## INSTRUCTIONS TO FOLLOW
Find the lines that hold "International". Report only how many there are.

## INPUT MATERIAL

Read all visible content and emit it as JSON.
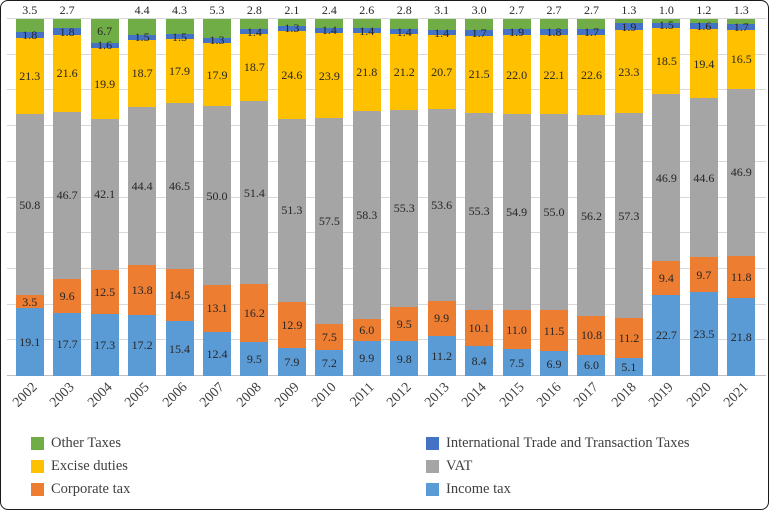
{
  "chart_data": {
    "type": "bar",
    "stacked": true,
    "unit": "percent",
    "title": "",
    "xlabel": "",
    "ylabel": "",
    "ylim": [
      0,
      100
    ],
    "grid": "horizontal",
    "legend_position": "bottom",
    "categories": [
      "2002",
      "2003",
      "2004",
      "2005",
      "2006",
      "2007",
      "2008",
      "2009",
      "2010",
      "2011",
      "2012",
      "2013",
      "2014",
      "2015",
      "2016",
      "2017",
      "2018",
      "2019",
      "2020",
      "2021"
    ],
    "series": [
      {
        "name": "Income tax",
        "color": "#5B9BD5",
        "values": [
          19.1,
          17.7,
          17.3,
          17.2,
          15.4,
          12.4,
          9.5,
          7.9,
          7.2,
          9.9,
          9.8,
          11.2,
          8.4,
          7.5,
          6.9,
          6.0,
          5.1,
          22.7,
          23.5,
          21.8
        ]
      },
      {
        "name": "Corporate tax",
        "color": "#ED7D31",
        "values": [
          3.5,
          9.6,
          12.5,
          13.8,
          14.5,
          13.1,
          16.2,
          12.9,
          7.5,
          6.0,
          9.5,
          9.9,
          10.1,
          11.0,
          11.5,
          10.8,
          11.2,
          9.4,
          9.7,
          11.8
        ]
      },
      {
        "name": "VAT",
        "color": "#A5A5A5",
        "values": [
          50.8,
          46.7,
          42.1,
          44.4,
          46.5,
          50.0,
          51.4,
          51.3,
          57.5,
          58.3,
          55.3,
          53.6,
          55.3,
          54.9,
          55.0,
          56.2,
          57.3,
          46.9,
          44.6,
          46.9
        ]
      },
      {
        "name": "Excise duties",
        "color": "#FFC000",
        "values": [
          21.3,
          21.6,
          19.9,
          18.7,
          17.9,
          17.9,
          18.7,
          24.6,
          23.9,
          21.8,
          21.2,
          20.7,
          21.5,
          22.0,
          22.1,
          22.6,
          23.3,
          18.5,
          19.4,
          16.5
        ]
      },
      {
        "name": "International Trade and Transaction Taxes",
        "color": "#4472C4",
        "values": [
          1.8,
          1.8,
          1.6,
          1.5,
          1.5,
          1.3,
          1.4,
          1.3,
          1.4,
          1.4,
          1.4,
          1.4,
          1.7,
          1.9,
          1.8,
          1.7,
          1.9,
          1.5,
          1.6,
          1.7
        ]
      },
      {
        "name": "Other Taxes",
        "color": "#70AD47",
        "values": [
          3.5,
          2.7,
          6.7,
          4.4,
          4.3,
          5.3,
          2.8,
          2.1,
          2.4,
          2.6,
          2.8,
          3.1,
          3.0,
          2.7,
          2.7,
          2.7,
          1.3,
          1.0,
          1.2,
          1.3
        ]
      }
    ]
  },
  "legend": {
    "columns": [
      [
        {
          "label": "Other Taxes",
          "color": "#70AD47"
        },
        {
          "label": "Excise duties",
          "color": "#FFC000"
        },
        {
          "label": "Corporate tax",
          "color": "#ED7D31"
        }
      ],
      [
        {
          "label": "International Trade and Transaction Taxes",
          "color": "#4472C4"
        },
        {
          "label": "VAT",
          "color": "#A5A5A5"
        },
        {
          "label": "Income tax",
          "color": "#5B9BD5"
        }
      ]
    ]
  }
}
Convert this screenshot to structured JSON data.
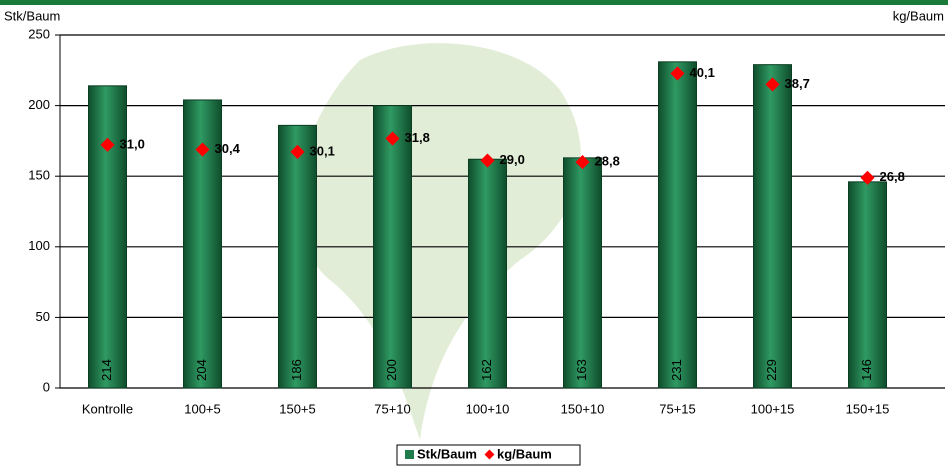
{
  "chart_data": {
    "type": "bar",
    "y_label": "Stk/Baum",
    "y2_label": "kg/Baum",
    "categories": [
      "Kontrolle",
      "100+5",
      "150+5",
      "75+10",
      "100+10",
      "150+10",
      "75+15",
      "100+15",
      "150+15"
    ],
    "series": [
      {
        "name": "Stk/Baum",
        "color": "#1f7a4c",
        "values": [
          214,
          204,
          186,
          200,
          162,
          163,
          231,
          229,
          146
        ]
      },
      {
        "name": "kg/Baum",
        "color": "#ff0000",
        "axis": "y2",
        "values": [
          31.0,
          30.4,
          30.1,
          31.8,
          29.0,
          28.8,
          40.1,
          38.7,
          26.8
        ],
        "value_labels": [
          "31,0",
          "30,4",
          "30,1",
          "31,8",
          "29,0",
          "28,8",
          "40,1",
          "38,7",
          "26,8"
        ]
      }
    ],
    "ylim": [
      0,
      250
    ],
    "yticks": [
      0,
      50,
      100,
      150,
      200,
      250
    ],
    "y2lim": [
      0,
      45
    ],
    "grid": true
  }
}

## EXERCISE ANSWER
2